*Written task:*
Pull out every line in the data that has the string "security" in it.

##### Input for this task #####

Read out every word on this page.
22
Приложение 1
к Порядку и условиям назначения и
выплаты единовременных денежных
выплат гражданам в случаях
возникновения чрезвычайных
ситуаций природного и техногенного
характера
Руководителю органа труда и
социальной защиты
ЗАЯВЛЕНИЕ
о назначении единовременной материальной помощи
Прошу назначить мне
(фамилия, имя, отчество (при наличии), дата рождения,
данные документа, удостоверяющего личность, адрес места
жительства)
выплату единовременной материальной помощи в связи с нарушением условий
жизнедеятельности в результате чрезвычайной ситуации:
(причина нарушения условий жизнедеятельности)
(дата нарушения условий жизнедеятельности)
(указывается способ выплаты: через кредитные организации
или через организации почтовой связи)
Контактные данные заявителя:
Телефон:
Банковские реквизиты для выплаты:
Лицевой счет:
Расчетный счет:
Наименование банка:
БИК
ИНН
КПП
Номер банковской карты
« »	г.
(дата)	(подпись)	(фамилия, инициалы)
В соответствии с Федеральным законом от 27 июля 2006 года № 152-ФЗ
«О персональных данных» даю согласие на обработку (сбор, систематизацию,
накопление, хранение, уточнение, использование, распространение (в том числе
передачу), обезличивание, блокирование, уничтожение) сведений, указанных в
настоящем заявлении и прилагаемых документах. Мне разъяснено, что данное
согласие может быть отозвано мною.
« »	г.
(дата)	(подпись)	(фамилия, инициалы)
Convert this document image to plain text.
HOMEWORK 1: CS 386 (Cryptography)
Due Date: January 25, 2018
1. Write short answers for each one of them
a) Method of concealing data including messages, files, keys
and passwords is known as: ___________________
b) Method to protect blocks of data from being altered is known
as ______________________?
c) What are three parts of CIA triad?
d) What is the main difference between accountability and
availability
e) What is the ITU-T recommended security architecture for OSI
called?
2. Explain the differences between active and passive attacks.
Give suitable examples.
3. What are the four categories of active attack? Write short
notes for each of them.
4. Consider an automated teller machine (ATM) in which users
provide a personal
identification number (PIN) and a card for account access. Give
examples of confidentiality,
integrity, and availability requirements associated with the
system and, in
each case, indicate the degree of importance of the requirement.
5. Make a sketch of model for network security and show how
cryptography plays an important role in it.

#####

*Problem solution:*
e) What is the ITU-T recommended security architecture for OSI
5. Make a sketch of model for network security and show how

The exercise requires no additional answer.